## Given request:
Below are some records. Pull every line that contains the word "color".
+===+
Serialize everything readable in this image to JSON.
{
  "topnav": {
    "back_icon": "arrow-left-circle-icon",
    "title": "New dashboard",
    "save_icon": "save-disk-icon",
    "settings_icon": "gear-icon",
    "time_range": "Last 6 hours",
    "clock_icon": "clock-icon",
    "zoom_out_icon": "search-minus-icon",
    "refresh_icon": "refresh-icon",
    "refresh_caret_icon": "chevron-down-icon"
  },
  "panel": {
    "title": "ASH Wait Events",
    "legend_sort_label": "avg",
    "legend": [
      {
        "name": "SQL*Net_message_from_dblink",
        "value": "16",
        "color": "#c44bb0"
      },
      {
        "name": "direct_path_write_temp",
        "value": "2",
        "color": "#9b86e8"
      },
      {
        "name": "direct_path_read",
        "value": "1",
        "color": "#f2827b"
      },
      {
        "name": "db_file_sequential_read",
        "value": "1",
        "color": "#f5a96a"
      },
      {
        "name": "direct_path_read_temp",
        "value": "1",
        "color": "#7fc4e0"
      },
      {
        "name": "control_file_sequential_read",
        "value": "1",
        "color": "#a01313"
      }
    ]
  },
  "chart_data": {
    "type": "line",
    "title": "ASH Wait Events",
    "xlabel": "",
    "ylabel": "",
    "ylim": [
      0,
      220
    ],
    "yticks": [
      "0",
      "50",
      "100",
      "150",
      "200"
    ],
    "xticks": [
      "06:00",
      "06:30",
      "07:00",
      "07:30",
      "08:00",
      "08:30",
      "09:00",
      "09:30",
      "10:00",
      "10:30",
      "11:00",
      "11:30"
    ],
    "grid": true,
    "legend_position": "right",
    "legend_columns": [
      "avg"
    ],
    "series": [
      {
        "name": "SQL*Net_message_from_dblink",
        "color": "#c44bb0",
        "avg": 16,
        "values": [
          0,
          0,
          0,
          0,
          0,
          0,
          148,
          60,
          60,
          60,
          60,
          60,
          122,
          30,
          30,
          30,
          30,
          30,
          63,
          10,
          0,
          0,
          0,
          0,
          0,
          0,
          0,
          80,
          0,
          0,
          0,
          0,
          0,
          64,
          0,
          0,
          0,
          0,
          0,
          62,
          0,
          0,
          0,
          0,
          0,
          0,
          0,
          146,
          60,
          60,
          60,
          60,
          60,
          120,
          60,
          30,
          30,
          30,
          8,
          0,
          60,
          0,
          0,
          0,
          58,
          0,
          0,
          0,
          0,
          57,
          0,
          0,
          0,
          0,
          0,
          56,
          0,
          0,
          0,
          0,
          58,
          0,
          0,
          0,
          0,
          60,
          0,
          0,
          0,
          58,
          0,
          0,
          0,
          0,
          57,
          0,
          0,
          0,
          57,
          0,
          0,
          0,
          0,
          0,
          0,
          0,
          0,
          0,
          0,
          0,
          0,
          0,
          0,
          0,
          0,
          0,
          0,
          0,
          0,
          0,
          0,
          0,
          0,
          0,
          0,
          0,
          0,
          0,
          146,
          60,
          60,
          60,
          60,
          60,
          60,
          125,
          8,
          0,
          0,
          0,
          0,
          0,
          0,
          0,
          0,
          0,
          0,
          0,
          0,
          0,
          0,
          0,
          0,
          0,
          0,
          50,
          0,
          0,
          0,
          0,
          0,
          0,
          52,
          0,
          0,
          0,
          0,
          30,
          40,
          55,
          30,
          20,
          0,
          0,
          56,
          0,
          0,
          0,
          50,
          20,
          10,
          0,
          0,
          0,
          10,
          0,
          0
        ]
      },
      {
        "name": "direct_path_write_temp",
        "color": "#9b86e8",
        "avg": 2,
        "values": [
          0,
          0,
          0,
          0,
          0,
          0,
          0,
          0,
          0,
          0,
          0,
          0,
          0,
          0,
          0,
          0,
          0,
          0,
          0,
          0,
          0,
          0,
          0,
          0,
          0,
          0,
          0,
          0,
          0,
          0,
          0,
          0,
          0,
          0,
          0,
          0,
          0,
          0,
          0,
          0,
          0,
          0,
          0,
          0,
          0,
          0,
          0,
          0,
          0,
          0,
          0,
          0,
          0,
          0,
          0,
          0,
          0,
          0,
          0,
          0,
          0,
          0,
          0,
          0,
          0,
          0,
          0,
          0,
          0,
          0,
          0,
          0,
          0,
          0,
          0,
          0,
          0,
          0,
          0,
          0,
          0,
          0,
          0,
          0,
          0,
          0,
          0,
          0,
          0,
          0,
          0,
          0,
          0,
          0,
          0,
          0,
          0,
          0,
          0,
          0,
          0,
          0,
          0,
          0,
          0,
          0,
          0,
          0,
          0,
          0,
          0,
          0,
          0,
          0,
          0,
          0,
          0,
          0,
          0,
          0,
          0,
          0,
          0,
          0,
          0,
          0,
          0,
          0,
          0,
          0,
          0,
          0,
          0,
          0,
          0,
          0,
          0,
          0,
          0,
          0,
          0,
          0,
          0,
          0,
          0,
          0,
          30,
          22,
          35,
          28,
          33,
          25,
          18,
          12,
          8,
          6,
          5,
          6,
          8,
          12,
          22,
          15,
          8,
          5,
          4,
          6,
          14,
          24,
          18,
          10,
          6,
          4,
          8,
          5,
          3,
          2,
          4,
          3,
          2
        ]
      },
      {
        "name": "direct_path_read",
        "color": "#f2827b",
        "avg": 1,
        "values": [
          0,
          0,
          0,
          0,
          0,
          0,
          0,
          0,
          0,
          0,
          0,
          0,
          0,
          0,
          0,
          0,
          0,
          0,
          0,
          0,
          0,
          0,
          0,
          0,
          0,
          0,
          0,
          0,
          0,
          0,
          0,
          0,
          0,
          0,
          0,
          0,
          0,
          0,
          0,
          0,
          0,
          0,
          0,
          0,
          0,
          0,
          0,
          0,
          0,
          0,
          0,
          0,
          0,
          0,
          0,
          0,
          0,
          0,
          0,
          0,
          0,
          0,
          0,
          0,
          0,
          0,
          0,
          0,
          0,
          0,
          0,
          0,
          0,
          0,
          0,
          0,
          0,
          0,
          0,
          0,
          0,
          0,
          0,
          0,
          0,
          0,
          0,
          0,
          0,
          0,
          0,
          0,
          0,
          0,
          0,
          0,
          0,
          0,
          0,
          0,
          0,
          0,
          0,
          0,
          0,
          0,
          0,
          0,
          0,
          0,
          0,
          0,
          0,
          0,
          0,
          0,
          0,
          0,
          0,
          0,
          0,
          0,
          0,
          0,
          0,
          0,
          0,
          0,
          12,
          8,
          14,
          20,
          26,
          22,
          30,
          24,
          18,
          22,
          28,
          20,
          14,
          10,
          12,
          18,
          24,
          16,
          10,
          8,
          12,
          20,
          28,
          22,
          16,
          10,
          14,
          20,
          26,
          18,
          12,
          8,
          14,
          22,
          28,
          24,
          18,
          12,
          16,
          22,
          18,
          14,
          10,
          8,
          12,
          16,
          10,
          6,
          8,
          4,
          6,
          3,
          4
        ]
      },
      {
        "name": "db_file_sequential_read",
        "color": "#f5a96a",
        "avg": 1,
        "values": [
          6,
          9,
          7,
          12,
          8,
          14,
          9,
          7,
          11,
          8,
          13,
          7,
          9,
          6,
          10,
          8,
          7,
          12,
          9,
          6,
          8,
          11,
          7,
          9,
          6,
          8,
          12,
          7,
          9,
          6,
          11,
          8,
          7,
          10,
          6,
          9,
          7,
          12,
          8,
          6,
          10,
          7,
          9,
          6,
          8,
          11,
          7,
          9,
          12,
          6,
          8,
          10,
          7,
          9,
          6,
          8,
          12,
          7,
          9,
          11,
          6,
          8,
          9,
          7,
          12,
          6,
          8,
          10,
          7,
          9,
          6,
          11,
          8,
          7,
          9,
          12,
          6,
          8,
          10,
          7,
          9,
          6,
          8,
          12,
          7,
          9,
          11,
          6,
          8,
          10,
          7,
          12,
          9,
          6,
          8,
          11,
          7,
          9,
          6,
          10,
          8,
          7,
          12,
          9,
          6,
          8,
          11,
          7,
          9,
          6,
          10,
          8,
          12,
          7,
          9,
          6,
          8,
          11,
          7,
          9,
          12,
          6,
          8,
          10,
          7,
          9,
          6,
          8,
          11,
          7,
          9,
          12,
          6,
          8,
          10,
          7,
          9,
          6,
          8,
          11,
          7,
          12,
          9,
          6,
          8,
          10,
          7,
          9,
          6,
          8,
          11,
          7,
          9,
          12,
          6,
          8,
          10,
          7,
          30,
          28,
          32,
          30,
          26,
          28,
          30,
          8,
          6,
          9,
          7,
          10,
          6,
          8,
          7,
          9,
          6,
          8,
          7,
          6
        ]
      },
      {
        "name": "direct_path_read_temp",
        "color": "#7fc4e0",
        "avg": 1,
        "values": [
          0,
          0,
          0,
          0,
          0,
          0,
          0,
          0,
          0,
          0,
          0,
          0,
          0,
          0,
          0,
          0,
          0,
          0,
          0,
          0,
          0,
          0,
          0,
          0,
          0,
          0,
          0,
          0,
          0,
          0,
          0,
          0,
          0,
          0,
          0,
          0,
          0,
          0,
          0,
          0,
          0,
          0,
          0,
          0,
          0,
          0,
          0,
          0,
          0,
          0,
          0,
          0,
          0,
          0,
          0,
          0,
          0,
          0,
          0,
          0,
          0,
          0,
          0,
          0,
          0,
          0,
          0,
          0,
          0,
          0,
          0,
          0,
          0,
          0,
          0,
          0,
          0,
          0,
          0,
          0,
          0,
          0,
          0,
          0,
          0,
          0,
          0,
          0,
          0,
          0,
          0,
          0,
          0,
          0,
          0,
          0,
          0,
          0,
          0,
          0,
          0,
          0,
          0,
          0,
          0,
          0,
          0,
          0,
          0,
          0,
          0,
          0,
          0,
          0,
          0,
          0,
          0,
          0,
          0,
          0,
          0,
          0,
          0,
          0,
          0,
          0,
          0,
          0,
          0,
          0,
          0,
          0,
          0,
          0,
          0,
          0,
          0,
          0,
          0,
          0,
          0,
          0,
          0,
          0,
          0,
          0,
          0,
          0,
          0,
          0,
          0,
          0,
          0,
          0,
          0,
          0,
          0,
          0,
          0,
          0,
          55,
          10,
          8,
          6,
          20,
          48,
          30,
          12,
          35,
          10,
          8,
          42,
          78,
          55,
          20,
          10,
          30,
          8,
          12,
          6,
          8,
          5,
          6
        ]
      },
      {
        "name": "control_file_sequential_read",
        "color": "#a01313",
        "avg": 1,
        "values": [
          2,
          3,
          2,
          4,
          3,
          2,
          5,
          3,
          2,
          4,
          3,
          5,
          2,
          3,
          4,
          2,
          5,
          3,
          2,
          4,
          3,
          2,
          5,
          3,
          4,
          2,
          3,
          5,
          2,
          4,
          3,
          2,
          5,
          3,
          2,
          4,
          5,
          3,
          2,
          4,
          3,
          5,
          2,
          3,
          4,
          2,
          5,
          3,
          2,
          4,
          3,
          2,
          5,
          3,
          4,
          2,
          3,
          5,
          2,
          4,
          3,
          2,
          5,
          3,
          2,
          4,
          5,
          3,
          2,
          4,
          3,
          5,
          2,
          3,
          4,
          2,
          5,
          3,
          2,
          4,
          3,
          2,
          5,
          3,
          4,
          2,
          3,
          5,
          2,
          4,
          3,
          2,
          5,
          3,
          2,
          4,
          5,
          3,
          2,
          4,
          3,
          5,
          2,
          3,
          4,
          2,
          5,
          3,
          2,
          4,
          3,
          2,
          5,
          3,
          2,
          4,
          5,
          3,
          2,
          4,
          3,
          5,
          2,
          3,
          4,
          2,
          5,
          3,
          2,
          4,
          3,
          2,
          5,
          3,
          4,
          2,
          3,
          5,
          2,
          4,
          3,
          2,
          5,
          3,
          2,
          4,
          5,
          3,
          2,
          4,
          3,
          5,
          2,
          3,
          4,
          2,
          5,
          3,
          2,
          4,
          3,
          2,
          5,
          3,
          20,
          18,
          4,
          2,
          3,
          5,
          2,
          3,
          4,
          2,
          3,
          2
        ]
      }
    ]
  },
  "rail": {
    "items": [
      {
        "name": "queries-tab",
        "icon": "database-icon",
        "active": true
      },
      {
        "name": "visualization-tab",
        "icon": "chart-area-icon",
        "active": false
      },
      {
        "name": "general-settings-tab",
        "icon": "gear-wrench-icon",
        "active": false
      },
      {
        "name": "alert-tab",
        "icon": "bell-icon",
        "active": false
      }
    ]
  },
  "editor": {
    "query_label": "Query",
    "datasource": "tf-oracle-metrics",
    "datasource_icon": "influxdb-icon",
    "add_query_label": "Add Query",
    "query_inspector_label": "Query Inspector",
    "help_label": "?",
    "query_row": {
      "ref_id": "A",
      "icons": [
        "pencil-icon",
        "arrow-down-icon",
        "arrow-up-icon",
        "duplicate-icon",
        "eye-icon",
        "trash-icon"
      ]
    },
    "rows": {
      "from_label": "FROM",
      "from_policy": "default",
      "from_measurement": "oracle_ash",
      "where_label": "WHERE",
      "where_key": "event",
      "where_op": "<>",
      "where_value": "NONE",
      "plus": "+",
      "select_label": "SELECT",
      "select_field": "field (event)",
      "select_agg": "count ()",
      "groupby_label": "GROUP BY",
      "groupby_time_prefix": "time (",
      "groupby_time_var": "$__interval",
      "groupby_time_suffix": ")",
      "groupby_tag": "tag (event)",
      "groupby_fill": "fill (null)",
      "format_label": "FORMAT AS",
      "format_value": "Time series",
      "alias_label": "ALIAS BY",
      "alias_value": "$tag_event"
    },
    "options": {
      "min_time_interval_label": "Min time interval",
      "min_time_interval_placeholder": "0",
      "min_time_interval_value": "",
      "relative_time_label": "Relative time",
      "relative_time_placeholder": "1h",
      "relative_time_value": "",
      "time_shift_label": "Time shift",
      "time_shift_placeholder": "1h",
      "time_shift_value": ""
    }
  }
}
+===+
## Expected answer:
        "color": "#c44bb0"
        "color": "#9b86e8"
        "color": "#f2827b"
        "color": "#f5a96a"
        "color": "#7fc4e0"
        "color": "#a01313"
        "color": "#c44bb0",
        "color": "#9b86e8",
        "color": "#f2827b",
        "color": "#f5a96a",
        "color": "#7fc4e0",
        "color": "#a01313",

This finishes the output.